Pour l'auteur, il faut accepter « que différentes personnes puissent mener différents genres de vie »136. La société ne doit pas tenter de façonner les êtres selon un seul modèle mais leur laisser la liberté de se développer selon leur caractère propre. Ainsi, « tout ce qui opprime l'individualité est un despotisme »137 pour Mill. On retrouve ici le même vocabulaire que celui employé quelques années plus tard dans De l'assujettissement et visant à interpeller le lecteur sur l'élément critiqué. Dans le même registre, Mill dénonce ce qu'il nomme « tyrannie de l'opinion »138.

En effet, une des critiques adressées par Mill à la société moderne est « la censure hostile et redoutée »139 que l'opinion publique impose aux hommes et qui, précisément, les freine dans leur développement en tant qu'individus. Cette censure s'exerce, selon lui, jusque dans « les relations morales et sociales de la vie privée »140 ce qui est contraire à la doctrine de la liberté développée par John Stuart Mill.

Dans De l'assujettissement, John Stuart Mill développe un autre argument en faveur de la liberté individuelle. Selon lui, « l'amour du pouvoir et l'amour de la liberté sont en conflit perpétuel »141. Dès lors, il est primordiale que « le respect de la liberté individuelle de chacun [soit] un principe reconnu » afin que ce désir de pouvoir cesse ou, au moins, diminue.

### Consigne 1
Pouvez-vous recopier les rangées depuis leur tout début jusqu'à la ligne contenant « - divider: [37, 693, 734, 694] », celle-ci comprise, en renommant « minus-operator » en « signe-moins » et sans rien changer d'autre ?

### Données de l'exercice
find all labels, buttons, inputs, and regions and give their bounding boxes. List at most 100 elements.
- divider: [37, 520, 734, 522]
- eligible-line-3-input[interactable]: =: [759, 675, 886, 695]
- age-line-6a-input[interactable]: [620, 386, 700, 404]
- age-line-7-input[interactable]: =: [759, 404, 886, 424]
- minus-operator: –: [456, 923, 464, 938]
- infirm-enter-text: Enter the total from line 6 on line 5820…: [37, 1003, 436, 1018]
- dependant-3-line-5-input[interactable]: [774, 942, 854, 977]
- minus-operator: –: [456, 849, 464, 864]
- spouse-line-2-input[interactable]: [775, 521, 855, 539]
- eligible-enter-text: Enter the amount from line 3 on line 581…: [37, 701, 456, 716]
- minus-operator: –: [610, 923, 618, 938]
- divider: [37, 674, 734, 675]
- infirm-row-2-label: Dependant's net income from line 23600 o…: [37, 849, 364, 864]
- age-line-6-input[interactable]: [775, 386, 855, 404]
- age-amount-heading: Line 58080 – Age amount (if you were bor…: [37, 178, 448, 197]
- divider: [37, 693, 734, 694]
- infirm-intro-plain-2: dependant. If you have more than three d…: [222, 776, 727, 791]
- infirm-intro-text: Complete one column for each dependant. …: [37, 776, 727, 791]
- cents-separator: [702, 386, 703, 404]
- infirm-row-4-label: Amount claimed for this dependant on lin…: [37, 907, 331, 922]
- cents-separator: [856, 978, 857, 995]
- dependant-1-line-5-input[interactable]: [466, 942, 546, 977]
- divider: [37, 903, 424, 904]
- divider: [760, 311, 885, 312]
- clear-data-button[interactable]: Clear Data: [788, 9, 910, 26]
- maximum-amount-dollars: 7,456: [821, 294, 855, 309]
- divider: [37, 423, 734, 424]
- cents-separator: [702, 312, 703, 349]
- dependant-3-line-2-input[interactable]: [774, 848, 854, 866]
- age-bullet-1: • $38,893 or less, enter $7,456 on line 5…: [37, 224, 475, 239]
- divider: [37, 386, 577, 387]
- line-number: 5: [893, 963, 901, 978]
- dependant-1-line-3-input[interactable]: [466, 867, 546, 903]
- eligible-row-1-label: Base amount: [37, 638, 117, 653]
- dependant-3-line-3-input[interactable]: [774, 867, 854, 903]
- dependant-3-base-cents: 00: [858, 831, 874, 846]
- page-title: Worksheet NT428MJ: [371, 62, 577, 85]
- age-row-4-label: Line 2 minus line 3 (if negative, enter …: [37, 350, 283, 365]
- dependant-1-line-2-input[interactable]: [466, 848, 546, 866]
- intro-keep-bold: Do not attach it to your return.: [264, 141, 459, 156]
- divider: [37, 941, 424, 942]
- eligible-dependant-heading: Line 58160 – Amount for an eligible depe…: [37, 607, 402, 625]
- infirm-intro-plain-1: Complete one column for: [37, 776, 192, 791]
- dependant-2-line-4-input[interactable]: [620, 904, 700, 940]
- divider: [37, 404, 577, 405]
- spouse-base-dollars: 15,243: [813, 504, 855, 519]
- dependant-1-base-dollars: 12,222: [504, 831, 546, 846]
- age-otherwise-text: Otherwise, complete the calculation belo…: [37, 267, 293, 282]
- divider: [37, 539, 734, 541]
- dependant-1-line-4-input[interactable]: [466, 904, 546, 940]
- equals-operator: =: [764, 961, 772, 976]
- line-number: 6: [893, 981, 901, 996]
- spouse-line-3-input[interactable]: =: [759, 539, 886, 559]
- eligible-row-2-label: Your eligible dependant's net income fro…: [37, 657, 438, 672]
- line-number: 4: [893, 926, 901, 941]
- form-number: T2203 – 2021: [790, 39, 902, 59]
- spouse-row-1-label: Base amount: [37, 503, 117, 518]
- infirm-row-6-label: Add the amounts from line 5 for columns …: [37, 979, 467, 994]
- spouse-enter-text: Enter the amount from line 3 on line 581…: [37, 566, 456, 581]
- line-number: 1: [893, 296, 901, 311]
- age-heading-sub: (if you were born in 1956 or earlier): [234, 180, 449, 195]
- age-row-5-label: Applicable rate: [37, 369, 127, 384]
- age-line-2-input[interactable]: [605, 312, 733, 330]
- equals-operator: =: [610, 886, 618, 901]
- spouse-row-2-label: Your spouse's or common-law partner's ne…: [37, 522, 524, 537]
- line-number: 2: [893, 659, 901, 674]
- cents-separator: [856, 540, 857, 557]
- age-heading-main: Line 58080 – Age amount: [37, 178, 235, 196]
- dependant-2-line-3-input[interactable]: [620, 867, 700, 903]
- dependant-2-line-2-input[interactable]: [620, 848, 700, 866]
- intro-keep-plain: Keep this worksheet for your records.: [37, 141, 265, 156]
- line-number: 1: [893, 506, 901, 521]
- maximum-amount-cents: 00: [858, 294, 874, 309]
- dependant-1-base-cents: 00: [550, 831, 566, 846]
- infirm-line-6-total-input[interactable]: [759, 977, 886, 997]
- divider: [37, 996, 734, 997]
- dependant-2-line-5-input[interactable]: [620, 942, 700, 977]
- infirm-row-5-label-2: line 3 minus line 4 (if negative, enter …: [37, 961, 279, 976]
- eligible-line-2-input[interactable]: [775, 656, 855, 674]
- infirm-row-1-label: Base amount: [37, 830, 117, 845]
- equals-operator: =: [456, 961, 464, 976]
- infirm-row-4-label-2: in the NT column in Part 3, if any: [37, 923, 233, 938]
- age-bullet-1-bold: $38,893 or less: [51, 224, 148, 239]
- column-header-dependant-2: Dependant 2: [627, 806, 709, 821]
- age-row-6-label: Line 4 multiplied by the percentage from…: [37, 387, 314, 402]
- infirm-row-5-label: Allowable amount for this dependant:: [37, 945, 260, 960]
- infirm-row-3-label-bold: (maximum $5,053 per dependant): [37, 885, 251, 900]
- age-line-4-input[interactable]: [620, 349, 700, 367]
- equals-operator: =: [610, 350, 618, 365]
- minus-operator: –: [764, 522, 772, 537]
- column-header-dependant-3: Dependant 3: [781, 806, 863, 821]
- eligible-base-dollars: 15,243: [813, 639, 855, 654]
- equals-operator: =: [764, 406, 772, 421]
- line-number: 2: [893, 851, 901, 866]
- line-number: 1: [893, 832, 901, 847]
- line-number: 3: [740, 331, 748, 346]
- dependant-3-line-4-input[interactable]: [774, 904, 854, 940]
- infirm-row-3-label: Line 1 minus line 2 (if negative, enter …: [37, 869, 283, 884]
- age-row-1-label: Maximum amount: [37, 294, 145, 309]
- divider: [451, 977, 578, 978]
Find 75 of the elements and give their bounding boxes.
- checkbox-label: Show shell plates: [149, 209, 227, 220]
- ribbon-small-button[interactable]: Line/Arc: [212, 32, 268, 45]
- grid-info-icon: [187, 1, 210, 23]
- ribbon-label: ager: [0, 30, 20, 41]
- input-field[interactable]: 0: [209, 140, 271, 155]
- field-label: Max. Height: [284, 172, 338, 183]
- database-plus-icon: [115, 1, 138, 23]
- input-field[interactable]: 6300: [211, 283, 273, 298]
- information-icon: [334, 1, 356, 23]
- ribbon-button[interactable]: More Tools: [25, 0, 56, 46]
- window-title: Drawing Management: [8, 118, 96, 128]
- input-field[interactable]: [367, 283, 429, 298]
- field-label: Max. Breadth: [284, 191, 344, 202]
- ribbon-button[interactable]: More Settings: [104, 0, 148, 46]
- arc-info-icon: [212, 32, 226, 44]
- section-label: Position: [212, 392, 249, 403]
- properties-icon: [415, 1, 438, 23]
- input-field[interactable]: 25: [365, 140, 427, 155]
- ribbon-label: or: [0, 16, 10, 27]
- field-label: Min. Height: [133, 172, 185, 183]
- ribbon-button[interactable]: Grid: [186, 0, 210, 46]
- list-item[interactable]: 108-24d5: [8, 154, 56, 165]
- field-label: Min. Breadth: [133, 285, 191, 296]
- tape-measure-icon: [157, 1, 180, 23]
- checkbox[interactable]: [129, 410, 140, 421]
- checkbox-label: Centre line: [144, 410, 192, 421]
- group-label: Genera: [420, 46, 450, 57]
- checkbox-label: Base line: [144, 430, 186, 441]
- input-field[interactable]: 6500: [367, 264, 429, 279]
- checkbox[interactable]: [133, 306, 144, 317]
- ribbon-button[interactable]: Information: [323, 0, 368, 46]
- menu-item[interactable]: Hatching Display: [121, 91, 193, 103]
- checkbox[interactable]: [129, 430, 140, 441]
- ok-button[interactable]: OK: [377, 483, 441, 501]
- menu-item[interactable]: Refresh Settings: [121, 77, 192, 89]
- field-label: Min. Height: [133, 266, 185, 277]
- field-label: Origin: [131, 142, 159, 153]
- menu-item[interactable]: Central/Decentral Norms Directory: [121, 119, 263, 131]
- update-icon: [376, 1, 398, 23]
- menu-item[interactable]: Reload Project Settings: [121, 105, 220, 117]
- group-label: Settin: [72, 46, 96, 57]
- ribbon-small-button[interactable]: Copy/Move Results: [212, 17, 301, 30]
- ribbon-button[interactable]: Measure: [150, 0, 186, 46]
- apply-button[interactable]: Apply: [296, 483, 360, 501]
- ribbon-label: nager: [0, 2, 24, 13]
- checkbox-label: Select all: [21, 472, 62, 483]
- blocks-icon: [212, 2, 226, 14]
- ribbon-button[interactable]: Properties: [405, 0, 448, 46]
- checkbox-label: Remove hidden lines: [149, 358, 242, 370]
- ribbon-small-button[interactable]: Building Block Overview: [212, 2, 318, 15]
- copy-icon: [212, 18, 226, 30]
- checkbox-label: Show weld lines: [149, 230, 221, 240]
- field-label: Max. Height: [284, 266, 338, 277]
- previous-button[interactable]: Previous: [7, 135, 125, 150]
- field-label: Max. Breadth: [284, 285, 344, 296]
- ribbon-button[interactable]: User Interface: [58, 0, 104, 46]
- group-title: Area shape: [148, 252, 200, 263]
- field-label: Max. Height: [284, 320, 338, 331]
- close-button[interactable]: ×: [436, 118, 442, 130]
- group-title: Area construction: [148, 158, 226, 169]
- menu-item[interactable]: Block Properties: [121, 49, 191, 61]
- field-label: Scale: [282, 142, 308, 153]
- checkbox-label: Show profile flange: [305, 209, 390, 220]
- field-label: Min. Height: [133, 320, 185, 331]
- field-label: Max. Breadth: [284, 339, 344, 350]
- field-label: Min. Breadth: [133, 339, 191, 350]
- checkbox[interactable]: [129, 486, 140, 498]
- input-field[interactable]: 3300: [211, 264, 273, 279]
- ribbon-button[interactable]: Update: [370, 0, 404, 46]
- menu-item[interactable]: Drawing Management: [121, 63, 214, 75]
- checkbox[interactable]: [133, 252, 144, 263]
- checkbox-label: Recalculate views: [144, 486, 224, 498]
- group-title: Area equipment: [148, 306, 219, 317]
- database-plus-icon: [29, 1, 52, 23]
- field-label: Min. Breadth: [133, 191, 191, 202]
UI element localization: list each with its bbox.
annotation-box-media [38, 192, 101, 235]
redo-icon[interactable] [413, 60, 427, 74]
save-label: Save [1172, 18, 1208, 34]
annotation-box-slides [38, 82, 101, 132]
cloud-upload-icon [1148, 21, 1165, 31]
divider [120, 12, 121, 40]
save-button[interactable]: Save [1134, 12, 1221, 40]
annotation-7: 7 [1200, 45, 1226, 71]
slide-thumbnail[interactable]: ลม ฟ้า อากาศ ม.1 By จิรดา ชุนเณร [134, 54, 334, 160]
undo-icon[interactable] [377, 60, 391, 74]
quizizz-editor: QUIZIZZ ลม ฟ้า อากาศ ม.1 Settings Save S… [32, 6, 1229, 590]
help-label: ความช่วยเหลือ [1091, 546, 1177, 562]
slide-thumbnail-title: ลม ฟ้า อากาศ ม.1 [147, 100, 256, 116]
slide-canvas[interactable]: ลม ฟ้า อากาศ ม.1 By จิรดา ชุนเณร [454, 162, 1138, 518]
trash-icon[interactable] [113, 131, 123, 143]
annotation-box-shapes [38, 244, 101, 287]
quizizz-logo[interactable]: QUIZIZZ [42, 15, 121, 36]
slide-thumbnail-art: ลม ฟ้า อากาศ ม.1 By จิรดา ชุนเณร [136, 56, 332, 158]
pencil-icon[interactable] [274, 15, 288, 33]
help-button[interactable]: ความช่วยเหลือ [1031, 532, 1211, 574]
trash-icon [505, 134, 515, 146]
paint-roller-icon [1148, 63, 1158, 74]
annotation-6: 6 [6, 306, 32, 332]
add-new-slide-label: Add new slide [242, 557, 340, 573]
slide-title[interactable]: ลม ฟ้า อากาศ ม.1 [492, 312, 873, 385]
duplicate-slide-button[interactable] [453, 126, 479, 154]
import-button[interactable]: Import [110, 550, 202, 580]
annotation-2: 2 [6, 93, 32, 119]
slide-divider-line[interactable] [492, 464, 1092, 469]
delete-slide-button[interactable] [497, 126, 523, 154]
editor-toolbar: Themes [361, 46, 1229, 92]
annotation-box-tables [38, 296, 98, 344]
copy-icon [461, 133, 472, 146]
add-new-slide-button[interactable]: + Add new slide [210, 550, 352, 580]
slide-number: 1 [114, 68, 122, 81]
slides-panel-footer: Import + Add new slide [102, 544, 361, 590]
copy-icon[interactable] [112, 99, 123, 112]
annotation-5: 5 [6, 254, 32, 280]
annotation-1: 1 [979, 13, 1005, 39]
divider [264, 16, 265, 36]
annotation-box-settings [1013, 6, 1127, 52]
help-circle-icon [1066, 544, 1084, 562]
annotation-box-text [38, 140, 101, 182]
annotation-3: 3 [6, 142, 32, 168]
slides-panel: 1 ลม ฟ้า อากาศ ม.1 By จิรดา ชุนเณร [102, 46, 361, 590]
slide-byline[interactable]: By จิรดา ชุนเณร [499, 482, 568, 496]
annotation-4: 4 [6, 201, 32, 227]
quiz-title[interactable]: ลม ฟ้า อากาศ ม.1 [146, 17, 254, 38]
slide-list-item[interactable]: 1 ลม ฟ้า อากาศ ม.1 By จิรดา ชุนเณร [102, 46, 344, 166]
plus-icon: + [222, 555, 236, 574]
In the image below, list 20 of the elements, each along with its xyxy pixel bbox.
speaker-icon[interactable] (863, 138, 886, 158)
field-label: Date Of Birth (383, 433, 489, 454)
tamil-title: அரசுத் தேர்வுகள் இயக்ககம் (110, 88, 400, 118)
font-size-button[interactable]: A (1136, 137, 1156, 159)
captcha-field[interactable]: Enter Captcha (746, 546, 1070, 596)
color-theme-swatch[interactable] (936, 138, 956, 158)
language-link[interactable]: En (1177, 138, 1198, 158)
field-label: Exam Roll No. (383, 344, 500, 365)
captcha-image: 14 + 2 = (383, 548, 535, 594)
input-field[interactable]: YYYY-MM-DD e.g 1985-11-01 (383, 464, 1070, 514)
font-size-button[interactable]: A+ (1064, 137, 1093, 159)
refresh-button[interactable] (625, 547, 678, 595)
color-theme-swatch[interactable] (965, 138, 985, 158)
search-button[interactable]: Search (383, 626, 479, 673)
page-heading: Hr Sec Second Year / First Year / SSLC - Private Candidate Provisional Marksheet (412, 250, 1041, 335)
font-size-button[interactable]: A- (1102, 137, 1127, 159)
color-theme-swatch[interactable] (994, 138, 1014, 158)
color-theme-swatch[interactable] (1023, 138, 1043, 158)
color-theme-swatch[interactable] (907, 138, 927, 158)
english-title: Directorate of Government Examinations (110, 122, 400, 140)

### Consigne 2
Pouvez-vous condenser le paragraphe du texte qui commence par « En effet, une des critiques » tout en conservant ses faits principaux ?

### Réponse 1
find all labels, buttons, inputs, and regions and give their bounding boxes. List at most 100 elements.
- divider: [37, 520, 734, 522]
- eligible-line-3-input[interactable]: =: [759, 675, 886, 695]
- age-line-6a-input[interactable]: [620, 386, 700, 404]
- age-line-7-input[interactable]: =: [759, 404, 886, 424]
- signe-moins: –: [456, 923, 464, 938]
- infirm-enter-text: Enter the total from line 6 on line 5820…: [37, 1003, 436, 1018]
- dependant-3-line-5-input[interactable]: [774, 942, 854, 977]
- signe-moins: –: [456, 849, 464, 864]
- spouse-line-2-input[interactable]: [775, 521, 855, 539]
- eligible-enter-text: Enter the amount from line 3 on line 581…: [37, 701, 456, 716]
- signe-moins: –: [610, 923, 618, 938]
- divider: [37, 674, 734, 675]
- infirm-row-2-label: Dependant's net income from line 23600 o…: [37, 849, 364, 864]
- age-line-6-input[interactable]: [775, 386, 855, 404]
- age-amount-heading: Line 58080 – Age amount (if you were bor…: [37, 178, 448, 197]
- divider: [37, 693, 734, 694]

### Réponse 2
Mill reproche à la société moderne la « censure hostile et redoutée » que l'opinion publique impose aux hommes. Elle freine leur développement en tant qu'individus. Selon lui, elle s'exerce jusque dans « les relations morales et sociales de la vie privée », ce qui contredit sa doctrine de la liberté.